>> Start The data
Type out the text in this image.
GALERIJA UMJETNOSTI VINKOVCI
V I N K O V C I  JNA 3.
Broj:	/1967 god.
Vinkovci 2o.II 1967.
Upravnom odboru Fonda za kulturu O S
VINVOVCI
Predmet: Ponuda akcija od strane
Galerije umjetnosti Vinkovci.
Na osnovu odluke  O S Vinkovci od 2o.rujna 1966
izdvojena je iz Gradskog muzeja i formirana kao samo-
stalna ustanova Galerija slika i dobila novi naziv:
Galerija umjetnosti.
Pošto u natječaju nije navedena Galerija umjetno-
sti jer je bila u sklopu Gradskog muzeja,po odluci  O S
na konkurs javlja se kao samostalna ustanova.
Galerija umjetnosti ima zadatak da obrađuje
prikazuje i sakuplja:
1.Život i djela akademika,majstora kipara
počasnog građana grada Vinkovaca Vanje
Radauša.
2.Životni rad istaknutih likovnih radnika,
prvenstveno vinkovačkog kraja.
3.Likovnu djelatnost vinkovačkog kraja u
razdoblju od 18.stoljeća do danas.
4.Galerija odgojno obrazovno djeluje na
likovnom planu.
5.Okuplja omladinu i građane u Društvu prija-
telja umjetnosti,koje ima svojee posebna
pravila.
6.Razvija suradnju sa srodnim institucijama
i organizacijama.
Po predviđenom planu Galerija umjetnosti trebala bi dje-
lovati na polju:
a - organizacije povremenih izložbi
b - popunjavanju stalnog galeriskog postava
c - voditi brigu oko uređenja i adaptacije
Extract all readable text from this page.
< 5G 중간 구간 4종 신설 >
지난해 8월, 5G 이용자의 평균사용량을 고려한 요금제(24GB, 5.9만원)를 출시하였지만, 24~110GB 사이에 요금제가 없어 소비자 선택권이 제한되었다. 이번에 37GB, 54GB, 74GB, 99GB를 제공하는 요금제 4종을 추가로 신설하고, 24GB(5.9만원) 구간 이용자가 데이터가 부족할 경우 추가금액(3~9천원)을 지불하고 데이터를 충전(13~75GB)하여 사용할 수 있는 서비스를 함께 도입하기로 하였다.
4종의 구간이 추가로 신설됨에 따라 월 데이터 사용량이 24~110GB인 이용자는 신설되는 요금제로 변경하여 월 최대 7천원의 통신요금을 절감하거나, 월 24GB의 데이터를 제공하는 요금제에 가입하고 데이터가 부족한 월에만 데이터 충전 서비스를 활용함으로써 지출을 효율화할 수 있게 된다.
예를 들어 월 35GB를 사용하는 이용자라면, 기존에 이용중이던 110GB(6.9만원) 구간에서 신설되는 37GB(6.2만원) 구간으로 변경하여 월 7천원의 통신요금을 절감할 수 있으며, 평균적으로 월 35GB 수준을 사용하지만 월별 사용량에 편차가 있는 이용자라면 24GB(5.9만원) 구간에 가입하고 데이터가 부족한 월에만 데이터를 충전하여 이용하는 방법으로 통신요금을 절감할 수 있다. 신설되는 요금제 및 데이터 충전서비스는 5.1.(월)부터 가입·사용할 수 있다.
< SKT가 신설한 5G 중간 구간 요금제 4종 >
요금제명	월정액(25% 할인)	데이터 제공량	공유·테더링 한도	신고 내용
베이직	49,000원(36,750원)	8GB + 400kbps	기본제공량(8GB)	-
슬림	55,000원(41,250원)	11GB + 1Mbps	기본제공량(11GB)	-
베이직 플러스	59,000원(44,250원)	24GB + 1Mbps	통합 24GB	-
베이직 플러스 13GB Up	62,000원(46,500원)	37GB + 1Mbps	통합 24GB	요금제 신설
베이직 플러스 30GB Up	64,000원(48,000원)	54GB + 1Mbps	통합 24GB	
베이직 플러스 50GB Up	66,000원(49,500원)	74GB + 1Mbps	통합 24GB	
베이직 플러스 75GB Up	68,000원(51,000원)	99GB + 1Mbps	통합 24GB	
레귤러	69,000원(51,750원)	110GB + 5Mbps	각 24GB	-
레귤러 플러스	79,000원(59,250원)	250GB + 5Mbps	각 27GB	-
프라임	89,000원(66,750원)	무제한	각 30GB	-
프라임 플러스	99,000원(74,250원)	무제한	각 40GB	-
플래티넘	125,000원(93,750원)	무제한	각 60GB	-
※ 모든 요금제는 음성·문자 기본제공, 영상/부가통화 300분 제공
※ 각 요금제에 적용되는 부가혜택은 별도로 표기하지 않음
>> End The data
Problem to solve |
Say how many lines in the records hold the string "데이터가", and say nothing else.

Written response |
3